▸ AIM
Pick out all lines with the word "Probability" from the records that follow.

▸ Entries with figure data

[START]

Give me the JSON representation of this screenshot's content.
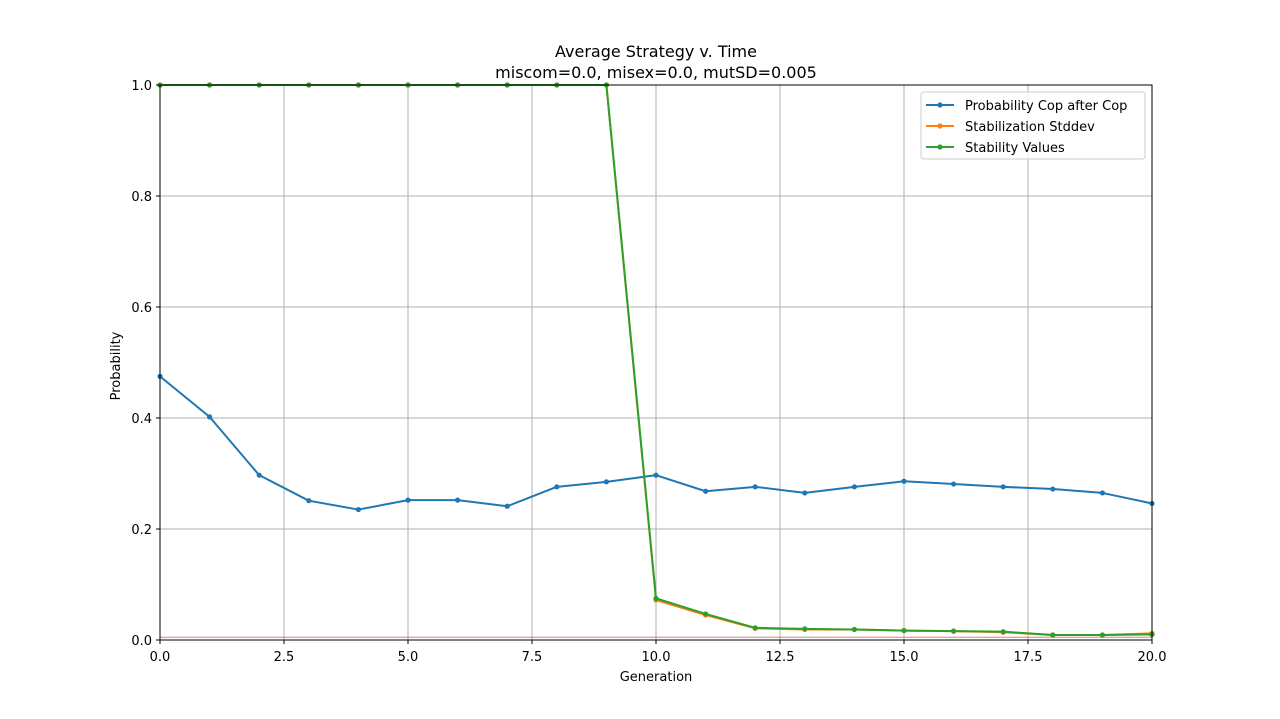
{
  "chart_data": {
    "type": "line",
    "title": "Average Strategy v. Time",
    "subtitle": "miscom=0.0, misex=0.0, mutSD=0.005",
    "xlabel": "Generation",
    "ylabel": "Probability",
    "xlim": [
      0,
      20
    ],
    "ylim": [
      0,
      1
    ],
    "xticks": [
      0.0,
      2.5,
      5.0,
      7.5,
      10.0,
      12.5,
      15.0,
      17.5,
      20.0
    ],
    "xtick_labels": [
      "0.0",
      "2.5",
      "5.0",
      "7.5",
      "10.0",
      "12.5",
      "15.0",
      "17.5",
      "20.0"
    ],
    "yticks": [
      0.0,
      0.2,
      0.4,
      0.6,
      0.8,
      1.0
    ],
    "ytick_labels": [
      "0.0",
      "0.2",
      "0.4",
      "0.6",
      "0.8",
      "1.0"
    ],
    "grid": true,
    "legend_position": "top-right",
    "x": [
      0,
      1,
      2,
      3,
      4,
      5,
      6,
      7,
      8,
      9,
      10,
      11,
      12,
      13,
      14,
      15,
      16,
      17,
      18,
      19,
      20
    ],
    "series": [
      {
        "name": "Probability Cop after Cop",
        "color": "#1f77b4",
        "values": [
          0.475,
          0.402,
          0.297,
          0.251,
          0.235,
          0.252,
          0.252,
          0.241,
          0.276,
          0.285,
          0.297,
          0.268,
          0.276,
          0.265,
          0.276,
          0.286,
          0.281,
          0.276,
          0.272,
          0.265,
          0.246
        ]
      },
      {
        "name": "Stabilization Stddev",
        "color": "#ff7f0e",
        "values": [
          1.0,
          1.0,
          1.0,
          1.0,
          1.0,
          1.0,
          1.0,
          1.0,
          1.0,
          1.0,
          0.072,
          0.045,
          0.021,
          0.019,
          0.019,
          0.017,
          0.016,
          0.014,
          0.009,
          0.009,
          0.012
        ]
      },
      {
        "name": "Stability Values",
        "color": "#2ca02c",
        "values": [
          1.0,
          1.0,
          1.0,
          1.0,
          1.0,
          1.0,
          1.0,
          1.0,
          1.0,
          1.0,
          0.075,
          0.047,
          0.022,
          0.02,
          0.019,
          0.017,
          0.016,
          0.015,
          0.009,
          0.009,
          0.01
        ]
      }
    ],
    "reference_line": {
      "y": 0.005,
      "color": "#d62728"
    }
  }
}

[END]
[START]

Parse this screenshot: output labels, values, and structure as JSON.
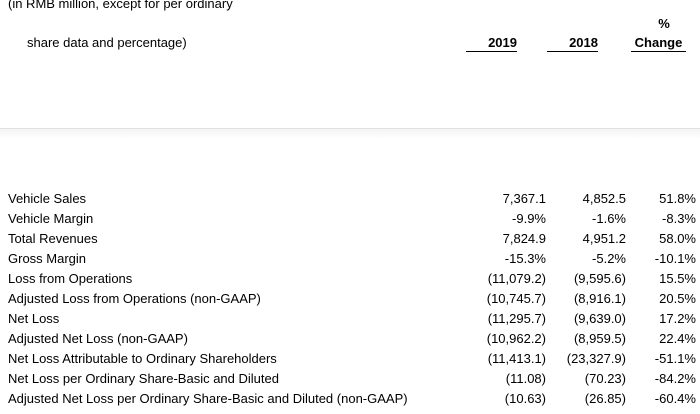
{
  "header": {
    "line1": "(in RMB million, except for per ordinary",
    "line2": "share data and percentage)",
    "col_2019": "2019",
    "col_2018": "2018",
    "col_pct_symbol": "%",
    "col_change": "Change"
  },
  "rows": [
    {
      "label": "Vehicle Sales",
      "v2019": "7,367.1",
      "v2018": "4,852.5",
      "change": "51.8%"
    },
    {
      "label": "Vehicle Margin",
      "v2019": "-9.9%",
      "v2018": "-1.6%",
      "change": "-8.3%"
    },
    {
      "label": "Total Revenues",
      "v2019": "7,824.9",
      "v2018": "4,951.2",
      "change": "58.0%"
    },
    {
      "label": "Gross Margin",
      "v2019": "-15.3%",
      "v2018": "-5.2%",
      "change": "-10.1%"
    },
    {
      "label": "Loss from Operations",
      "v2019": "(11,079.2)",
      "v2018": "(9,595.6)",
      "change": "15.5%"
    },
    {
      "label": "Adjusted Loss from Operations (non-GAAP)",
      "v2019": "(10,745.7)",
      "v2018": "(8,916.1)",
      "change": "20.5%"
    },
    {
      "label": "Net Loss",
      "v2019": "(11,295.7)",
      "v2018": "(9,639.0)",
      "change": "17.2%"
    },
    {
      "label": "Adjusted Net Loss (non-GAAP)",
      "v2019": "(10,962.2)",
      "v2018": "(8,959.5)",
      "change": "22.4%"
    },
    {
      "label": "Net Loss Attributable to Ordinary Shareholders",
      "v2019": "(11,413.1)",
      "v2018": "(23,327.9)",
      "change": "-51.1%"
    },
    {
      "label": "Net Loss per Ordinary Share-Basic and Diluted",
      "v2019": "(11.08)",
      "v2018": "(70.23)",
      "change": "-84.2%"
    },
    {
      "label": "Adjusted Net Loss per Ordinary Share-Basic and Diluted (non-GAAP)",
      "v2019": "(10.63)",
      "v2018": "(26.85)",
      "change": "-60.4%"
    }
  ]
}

[END]

▸ OUTPUT FOR THIS EXERCISE
    "ylabel": "Probability",
        "name": "Probability Cop after Cop",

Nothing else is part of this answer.